● Required work: Reproduce verbatim only the lines from the one containing "Convert this screenshot" through the last line below, both included.
↓
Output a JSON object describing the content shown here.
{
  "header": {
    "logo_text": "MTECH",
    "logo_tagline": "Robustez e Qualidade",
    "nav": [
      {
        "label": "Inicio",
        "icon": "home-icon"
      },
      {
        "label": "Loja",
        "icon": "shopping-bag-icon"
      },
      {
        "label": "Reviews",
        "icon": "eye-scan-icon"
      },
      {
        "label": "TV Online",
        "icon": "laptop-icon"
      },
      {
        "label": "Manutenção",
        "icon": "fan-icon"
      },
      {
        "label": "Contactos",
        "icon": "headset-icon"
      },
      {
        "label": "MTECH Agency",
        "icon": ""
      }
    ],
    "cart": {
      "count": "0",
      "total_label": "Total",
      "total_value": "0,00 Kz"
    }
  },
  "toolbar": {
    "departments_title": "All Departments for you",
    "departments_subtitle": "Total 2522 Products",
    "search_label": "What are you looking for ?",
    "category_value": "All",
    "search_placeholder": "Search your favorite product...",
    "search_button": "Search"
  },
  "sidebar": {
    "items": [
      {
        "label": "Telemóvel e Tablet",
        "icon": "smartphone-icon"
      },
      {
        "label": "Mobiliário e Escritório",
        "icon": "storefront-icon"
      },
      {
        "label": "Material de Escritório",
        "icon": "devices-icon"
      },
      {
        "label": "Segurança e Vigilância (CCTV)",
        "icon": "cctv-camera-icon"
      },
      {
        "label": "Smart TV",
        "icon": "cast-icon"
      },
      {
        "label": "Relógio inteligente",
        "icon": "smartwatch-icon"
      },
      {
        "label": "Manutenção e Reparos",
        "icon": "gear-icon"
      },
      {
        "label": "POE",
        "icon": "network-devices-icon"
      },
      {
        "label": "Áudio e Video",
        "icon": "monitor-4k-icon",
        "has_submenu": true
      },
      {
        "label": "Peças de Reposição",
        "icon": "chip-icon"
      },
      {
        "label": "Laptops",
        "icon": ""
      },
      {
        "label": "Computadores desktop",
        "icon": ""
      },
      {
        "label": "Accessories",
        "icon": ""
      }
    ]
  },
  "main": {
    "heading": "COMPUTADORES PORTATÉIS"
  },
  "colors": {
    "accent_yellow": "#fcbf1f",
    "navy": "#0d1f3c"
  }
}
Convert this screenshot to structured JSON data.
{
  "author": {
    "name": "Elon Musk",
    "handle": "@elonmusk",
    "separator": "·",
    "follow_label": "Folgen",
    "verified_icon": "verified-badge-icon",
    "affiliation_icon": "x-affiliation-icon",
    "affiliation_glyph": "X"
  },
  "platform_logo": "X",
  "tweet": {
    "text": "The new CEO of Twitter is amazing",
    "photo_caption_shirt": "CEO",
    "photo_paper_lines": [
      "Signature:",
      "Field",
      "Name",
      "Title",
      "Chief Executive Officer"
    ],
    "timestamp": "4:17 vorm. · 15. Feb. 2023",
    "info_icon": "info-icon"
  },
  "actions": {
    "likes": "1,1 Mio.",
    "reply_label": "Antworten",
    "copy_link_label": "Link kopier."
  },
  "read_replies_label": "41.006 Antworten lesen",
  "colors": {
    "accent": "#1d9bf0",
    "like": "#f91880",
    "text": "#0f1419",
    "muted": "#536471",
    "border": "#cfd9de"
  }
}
↑
● Result:
Convert this screenshot to structured JSON data.
{
  "author": {
    "name": "Elon Musk",
    "handle": "@elonmusk",
    "separator": "·",
    "follow_label": "Folgen",
    "verified_icon": "verified-badge-icon",
    "affiliation_icon": "x-affiliation-icon",
    "affiliation_glyph": "X"
  },
  "platform_logo": "X",
  "tweet": {
    "text": "The new CEO of Twitter is amazing",
    "photo_caption_shirt": "CEO",
    "photo_paper_lines": [
      "Signature:",
      "Field",
      "Name",
      "Title",
      "Chief Executive Officer"
    ],
    "timestamp": "4:17 vorm. · 15. Feb. 2023",
    "info_icon": "info-icon"
  },
  "actions": {
    "likes": "1,1 Mio.",
    "reply_label": "Antworten",
    "copy_link_label": "Link kopier."
  },
  "read_replies_label": "41.006 Antworten lesen",
  "colors": {
    "accent": "#1d9bf0",
    "like": "#f91880",
    "text": "#0f1419",
    "muted": "#536471",
    "border": "#cfd9de"
  }
}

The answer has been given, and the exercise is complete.